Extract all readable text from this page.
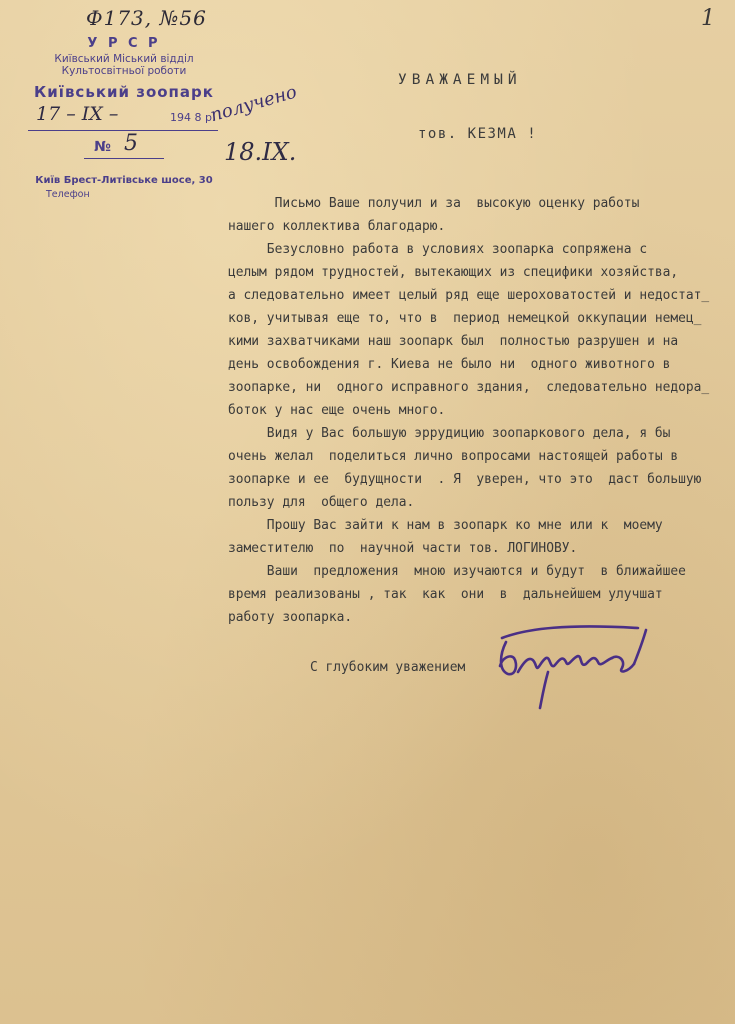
Ф173, №56	1
У Р С Р
Київський Міський відділ
Культосвітньої роботи
Київський зоопарк
17 – IX –	194 8 р.
№ 5
Київ Брест-Литівське шосе, 30
Телефон
получено
18.IX.
УВАЖАЕМЫЙ
тов. КЕЗМА !
Письмо Ваше получил и за  высокую оценку работы
нашего коллектива благодарю.
Безусловно работа в условиях зоопарка сопряжена с
целым рядом трудностей, вытекающих из специфики хозяйства,
а следовательно имеет целый ряд еще шероховатостей и недостат_
ков, учитывая еще то, что в  период немецкой оккупации немец_
кими захватчиками наш зоопарк был  полностью разрушен и на
день освобождения г. Киева не было ни  одного животного в
зоопарке, ни  одного исправного здания,  следовательно недора_
боток у нас еще очень много.
Видя у Вас большую эррудицию зоопаркового дела, я бы
очень желал  поделиться лично вопросами настоящей работы в
зоопарке и ее  будущности  . Я  уверен, что это  даст большую
пользу для  общего дела.
Прошу Вас зайти к нам в зоопарк ко мне или к  моему
заместителю  по  научной части тов. ЛОГИНОВУ.
Ваши  предложения  мною изучаются и будут  в ближайшее
время реализованы , так  как  они  в  дальнейшем улучшат
работу зоопарка.
С глубоким уважением
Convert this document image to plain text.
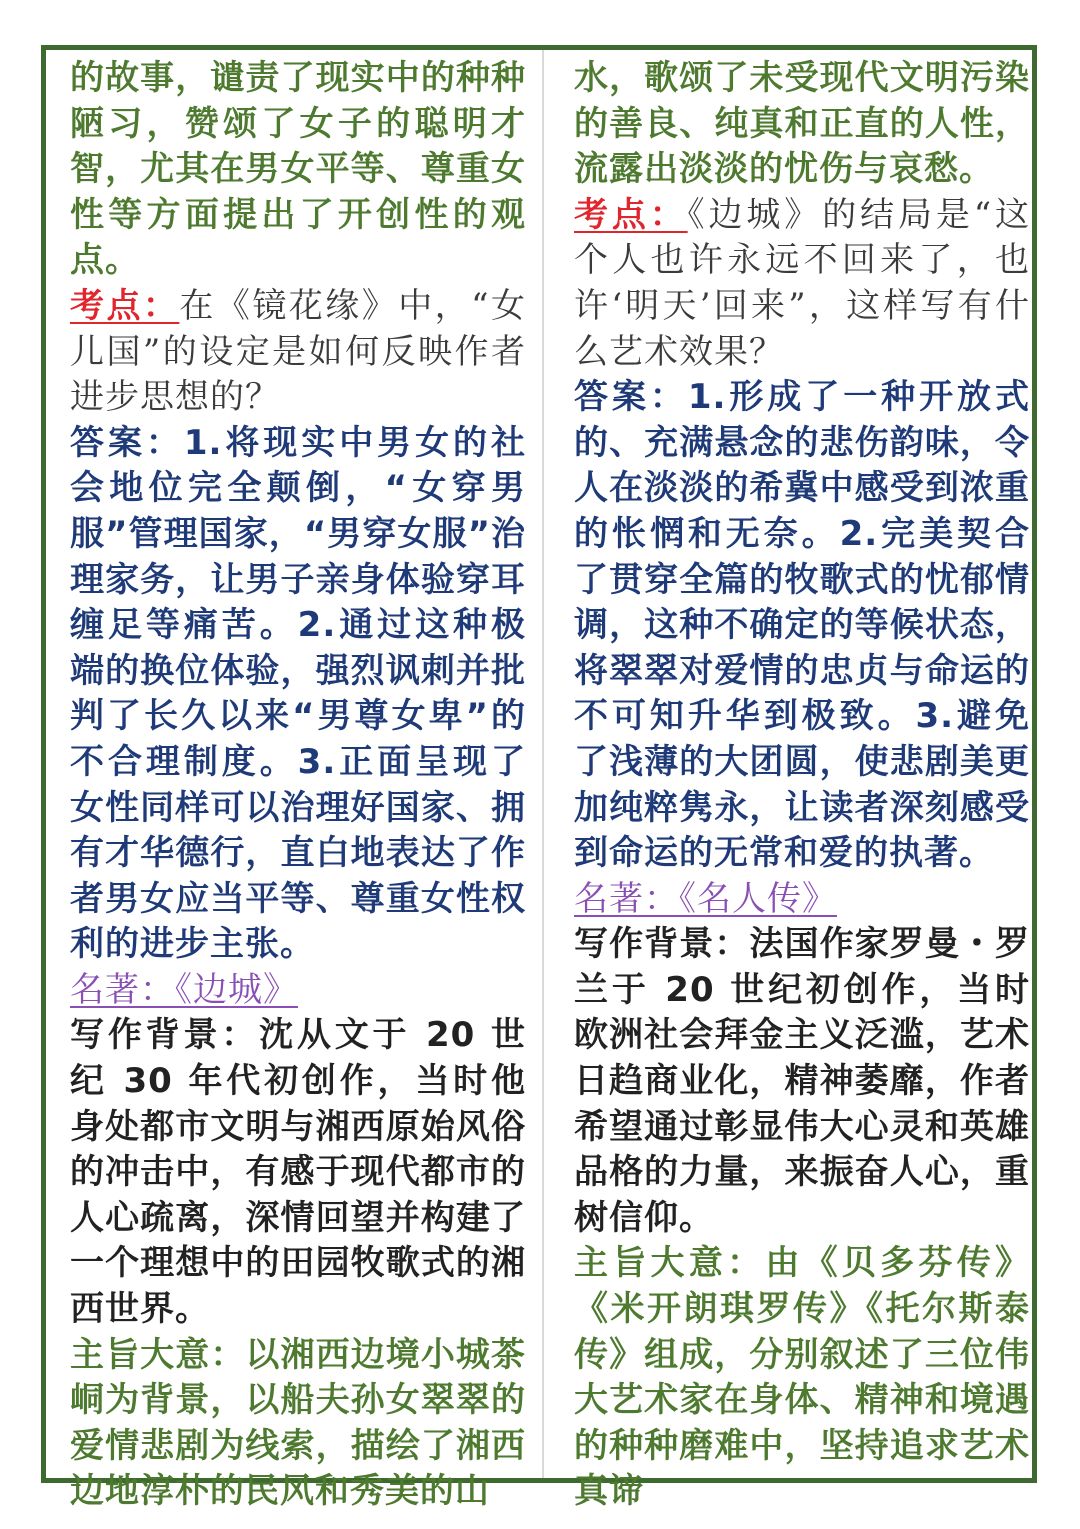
的故事，谴责了现实中的种种陋习，赞颂了女子的聪明才智，尤其在男女平等、尊重女性等方面提出了开创性的观点。

考点：在《镜花缘》中，“女儿国”的设定是如何反映作者进步思想的？

答案：1.将现实中男女的社会地位完全颠倒，“女穿男服”管理国家，“男穿女服”治理家务，让男子亲身体验穿耳缠足等痛苦。2.通过这种极端的换位体验，强烈讽刺并批判了长久以来“男尊女卑”的不合理制度。3.正面呈现了女性同样可以治理好国家、拥有才华德行，直白地表达了作者男女应当平等、尊重女性权利的进步主张。

名著：《边城》

写作背景：沈从文于 20 世纪 30 年代初创作，当时他身处都市文明与湘西原始风俗的冲击中，有感于现代都市的人心疏离，深情回望并构建了一个理想中的田园牧歌式的湘西世界。

主旨大意：以湘西边境小城茶峒为背景，以船夫孙女翠翠的爱情悲剧为线索，描绘了湘西边地淳朴的民风和秀美的山

水，歌颂了未受现代文明污染的善良、纯真和正直的人性，流露出淡淡的忧伤与哀愁。

考点：《边城》的结局是“这个人也许永远不回来了，也许‘明天’回来”，这样写有什么艺术效果？

答案：1.形成了一种开放式的、充满悬念的悲伤韵味，令人在淡淡的希冀中感受到浓重的怅惘和无奈。2.完美契合了贯穿全篇的牧歌式的忧郁情调，这种不确定的等候状态，将翠翠对爱情的忠贞与命运的不可知升华到极致。3.避免了浅薄的大团圆，使悲剧美更加纯粹隽永，让读者深刻感受到命运的无常和爱的执著。

名著：《名人传》

写作背景：法国作家罗曼・罗兰于 20 世纪初创作，当时欧洲社会拜金主义泛滥，艺术日趋商业化，精神萎靡，作者希望通过彰显伟大心灵和英雄品格的力量，来振奋人心，重树信仰。

主旨大意：由《贝多芬传》《米开朗琪罗传》《托尔斯泰传》组成，分别叙述了三位伟大艺术家在身体、精神和境遇的种种磨难中，坚持追求艺术真谛
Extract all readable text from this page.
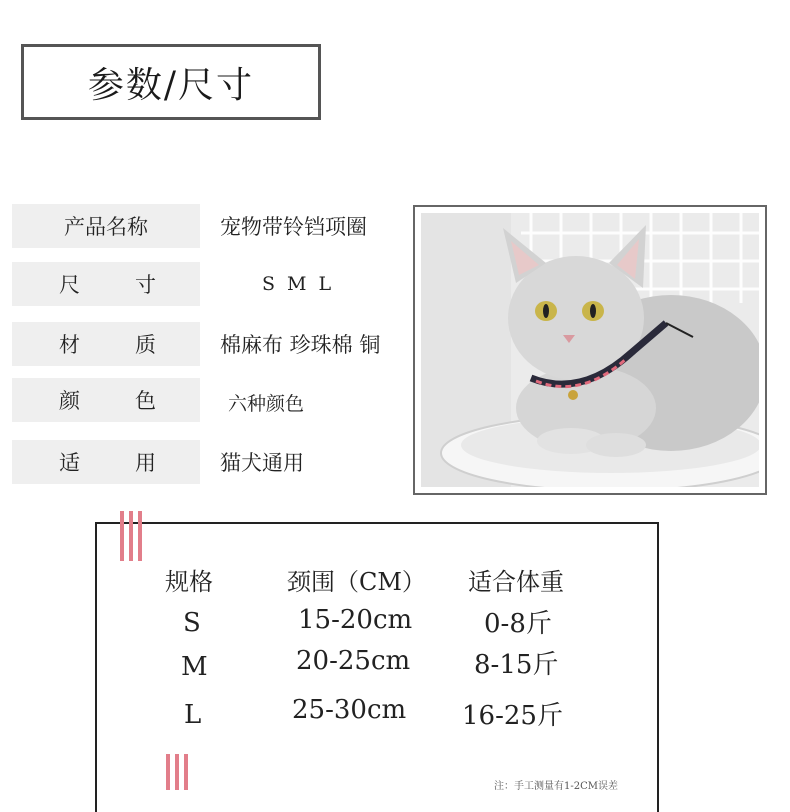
参数/尺寸
产品名称	宠物带铃铛项圈
尺	寸	S M L
材	质	棉麻布 珍珠棉 铜
颜	色	六种颜色
适	用	猫犬通用
规格	颈围（CM） 适合体重
S	15-20cm	0-8斤
M	20-25cm 8-15斤
L	25-30cm 16-25斤
注：手工测量有1-2CM误差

·····

Problem to solve – Identify the lines above with the word "большую". Copy them.

Complete answer –
Видя у Вас большую эррудицию зоопаркового дела, я бы
зоопарке и ее  будущности  . Я  уверен, что это  даст большую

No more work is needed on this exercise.